# GIVEN INSTRUCTION:
Write the records out again, keeping each line exactly as it is.

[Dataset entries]

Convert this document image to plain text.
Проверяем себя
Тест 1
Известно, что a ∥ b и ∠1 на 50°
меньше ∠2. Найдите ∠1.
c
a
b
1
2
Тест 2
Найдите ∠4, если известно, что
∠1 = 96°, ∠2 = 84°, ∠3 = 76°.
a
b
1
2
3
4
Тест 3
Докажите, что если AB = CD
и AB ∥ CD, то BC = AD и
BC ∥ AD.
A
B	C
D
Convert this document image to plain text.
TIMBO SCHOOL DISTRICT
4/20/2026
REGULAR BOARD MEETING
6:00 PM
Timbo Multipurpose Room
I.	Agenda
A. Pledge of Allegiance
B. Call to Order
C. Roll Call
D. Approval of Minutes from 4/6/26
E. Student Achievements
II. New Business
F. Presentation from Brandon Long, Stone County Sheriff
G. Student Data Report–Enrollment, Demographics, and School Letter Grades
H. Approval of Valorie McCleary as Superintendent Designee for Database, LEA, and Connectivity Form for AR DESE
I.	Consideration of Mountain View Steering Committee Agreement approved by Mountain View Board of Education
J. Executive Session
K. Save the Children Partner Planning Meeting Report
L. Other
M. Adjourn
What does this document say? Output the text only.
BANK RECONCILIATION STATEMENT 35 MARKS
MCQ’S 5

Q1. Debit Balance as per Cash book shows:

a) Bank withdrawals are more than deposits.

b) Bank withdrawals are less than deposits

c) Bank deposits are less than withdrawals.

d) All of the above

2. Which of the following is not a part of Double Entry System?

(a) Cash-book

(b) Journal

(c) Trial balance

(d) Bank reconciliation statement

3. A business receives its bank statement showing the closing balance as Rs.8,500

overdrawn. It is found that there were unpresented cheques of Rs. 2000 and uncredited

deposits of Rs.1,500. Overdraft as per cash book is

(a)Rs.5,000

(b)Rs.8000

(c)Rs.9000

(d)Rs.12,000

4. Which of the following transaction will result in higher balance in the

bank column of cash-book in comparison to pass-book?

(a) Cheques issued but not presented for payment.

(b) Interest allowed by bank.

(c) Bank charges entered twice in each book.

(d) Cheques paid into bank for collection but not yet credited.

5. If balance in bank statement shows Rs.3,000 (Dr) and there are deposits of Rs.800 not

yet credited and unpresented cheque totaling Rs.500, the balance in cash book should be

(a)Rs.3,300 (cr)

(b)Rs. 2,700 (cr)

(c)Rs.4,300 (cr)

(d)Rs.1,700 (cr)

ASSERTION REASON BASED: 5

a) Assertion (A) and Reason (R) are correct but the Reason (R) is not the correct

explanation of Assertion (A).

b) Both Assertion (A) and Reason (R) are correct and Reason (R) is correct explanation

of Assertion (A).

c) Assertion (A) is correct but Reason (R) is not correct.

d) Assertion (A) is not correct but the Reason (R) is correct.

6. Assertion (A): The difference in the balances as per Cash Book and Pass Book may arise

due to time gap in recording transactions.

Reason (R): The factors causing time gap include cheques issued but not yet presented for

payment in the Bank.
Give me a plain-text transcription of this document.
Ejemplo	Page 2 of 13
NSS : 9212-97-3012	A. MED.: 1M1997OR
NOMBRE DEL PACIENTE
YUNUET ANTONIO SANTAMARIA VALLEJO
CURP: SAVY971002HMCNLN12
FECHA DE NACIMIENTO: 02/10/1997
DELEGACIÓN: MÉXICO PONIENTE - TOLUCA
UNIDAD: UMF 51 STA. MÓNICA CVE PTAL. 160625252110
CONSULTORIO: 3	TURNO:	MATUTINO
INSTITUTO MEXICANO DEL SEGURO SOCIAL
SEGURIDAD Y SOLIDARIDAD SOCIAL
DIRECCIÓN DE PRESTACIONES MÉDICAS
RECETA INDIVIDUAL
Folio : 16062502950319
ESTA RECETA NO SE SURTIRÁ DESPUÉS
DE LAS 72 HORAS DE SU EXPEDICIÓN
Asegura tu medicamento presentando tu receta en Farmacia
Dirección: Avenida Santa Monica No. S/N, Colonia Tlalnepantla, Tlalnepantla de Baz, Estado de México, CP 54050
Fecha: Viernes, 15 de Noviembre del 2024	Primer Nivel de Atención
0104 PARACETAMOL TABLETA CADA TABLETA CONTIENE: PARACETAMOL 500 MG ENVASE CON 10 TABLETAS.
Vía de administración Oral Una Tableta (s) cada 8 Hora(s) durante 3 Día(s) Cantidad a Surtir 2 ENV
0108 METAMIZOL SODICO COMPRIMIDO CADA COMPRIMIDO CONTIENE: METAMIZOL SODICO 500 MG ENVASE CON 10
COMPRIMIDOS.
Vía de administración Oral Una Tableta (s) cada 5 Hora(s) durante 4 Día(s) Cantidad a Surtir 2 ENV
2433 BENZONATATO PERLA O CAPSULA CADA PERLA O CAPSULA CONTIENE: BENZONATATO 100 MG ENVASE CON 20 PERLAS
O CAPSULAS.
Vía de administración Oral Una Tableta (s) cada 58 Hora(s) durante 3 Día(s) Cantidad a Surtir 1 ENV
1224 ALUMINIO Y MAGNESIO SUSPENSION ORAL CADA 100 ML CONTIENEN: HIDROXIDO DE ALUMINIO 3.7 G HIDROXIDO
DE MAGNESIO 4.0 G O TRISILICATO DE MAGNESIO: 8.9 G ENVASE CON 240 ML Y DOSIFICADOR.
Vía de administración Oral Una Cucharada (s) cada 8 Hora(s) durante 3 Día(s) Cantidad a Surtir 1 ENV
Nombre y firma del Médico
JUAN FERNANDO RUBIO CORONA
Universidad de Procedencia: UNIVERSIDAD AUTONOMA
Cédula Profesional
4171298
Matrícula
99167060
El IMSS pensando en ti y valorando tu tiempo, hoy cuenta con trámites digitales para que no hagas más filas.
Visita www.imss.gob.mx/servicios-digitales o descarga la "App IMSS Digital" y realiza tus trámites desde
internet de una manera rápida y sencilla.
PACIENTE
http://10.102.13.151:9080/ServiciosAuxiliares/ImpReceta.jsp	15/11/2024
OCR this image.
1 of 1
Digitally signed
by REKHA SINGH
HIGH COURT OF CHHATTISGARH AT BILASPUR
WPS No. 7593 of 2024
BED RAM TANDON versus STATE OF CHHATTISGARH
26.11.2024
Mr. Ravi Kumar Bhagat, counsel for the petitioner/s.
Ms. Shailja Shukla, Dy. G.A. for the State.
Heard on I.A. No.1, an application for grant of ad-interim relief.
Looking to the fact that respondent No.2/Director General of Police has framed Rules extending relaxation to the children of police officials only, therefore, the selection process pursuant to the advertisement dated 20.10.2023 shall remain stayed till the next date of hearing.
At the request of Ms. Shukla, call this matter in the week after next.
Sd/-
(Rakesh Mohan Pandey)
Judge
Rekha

# THE REPLY:
Convert this document image to plain text.
Проверяем себя
Тест 1
Известно, что a ∥ b и ∠1 на 50°
меньше ∠2. Найдите ∠1.
c
a
b
1
2
Тест 2
Найдите ∠4, если известно, что
∠1 = 96°, ∠2 = 84°, ∠3 = 76°.
a
b
1
2
3
4
Тест 3
Докажите, что если AB = CD
и AB ∥ CD, то BC = AD и
BC ∥ AD.
A
B	C
D
Convert this document image to plain text.
TIMBO SCHOOL DISTRICT
4/20/2026
REGULAR BOARD MEETING
6:00 PM
Timbo Multipurpose Room
I.	Agenda
A. Pledge of Allegiance
B. Call to Order
C. Roll Call
D. Approval of Minutes from 4/6/26
E. Student Achievements
II. New Business
F. Presentation from Brandon Long, Stone County Sheriff
G. Student Data Report–Enrollment, Demographics, and School Letter Grades
H. Approval of Valorie McCleary as Superintendent Designee for Database, LEA, and Connectivity Form for AR DESE
I.	Consideration of Mountain View Steering Committee Agreement approved by Mountain View Board of Education
J. Executive Session
K. Save the Children Partner Planning Meeting Report
L. Other
M. Adjourn
What does this document say? Output the text only.
BANK RECONCILIATION STATEMENT 35 MARKS
MCQ’S 5

Q1. Debit Balance as per Cash book shows:

a) Bank withdrawals are more than deposits.

b) Bank withdrawals are less than deposits

c) Bank deposits are less than withdrawals.

d) All of the above

2. Which of the following is not a part of Double Entry System?

(a) Cash-book

(b) Journal

(c) Trial balance

(d) Bank reconciliation statement

3. A business receives its bank statement showing the closing balance as Rs.8,500

overdrawn. It is found that there were unpresented cheques of Rs. 2000 and uncredited

deposits of Rs.1,500. Overdraft as per cash book is

(a)Rs.5,000

(b)Rs.8000

(c)Rs.9000

(d)Rs.12,000

4. Which of the following transaction will result in higher balance in the

bank column of cash-book in comparison to pass-book?

(a) Cheques issued but not presented for payment.

(b) Interest allowed by bank.

(c) Bank charges entered twice in each book.

(d) Cheques paid into bank for collection but not yet credited.

5. If balance in bank statement shows Rs.3,000 (Dr) and there are deposits of Rs.800 not

yet credited and unpresented cheque totaling Rs.500, the balance in cash book should be

(a)Rs.3,300 (cr)

(b)Rs. 2,700 (cr)

(c)Rs.4,300 (cr)

(d)Rs.1,700 (cr)

ASSERTION REASON BASED: 5

a) Assertion (A) and Reason (R) are correct but the Reason (R) is not the correct

explanation of Assertion (A).

b) Both Assertion (A) and Reason (R) are correct and Reason (R) is correct explanation

of Assertion (A).

c) Assertion (A) is correct but Reason (R) is not correct.

d) Assertion (A) is not correct but the Reason (R) is correct.

6. Assertion (A): The difference in the balances as per Cash Book and Pass Book may arise

due to time gap in recording transactions.

Reason (R): The factors causing time gap include cheques issued but not yet presented for

payment in the Bank.
Give me a plain-text transcription of this document.
Ejemplo	Page 2 of 13
NSS : 9212-97-3012	A. MED.: 1M1997OR
NOMBRE DEL PACIENTE
YUNUET ANTONIO SANTAMARIA VALLEJO
CURP: SAVY971002HMCNLN12
FECHA DE NACIMIENTO: 02/10/1997
DELEGACIÓN: MÉXICO PONIENTE - TOLUCA
UNIDAD: UMF 51 STA. MÓNICA CVE PTAL. 160625252110
CONSULTORIO: 3	TURNO:	MATUTINO
INSTITUTO MEXICANO DEL SEGURO SOCIAL
SEGURIDAD Y SOLIDARIDAD SOCIAL
DIRECCIÓN DE PRESTACIONES MÉDICAS
RECETA INDIVIDUAL
Folio : 16062502950319
ESTA RECETA NO SE SURTIRÁ DESPUÉS
DE LAS 72 HORAS DE SU EXPEDICIÓN
Asegura tu medicamento presentando tu receta en Farmacia
Dirección: Avenida Santa Monica No. S/N, Colonia Tlalnepantla, Tlalnepantla de Baz, Estado de México, CP 54050
Fecha: Viernes, 15 de Noviembre del 2024	Primer Nivel de Atención
0104 PARACETAMOL TABLETA CADA TABLETA CONTIENE: PARACETAMOL 500 MG ENVASE CON 10 TABLETAS.
Vía de administración Oral Una Tableta (s) cada 8 Hora(s) durante 3 Día(s) Cantidad a Surtir 2 ENV
0108 METAMIZOL SODICO COMPRIMIDO CADA COMPRIMIDO CONTIENE: METAMIZOL SODICO 500 MG ENVASE CON 10
COMPRIMIDOS.
Vía de administración Oral Una Tableta (s) cada 5 Hora(s) durante 4 Día(s) Cantidad a Surtir 2 ENV
2433 BENZONATATO PERLA O CAPSULA CADA PERLA O CAPSULA CONTIENE: BENZONATATO 100 MG ENVASE CON 20 PERLAS
O CAPSULAS.
Vía de administración Oral Una Tableta (s) cada 58 Hora(s) durante 3 Día(s) Cantidad a Surtir 1 ENV
1224 ALUMINIO Y MAGNESIO SUSPENSION ORAL CADA 100 ML CONTIENEN: HIDROXIDO DE ALUMINIO 3.7 G HIDROXIDO
DE MAGNESIO 4.0 G O TRISILICATO DE MAGNESIO: 8.9 G ENVASE CON 240 ML Y DOSIFICADOR.
Vía de administración Oral Una Cucharada (s) cada 8 Hora(s) durante 3 Día(s) Cantidad a Surtir 1 ENV
Nombre y firma del Médico
JUAN FERNANDO RUBIO CORONA
Universidad de Procedencia: UNIVERSIDAD AUTONOMA
Cédula Profesional
4171298
Matrícula
99167060
El IMSS pensando en ti y valorando tu tiempo, hoy cuenta con trámites digitales para que no hagas más filas.
Visita www.imss.gob.mx/servicios-digitales o descarga la "App IMSS Digital" y realiza tus trámites desde
internet de una manera rápida y sencilla.
PACIENTE
http://10.102.13.151:9080/ServiciosAuxiliares/ImpReceta.jsp	15/11/2024
OCR this image.
1 of 1
Digitally signed
by REKHA SINGH
HIGH COURT OF CHHATTISGARH AT BILASPUR
WPS No. 7593 of 2024
BED RAM TANDON versus STATE OF CHHATTISGARH
26.11.2024
Mr. Ravi Kumar Bhagat, counsel for the petitioner/s.
Ms. Shailja Shukla, Dy. G.A. for the State.
Heard on I.A. No.1, an application for grant of ad-interim relief.
Looking to the fact that respondent No.2/Director General of Police has framed Rules extending relaxation to the children of police officials only, therefore, the selection process pursuant to the advertisement dated 20.10.2023 shall remain stayed till the next date of hearing.
At the request of Ms. Shukla, call this matter in the week after next.
Sd/-
(Rakesh Mohan Pandey)
Judge
Rekha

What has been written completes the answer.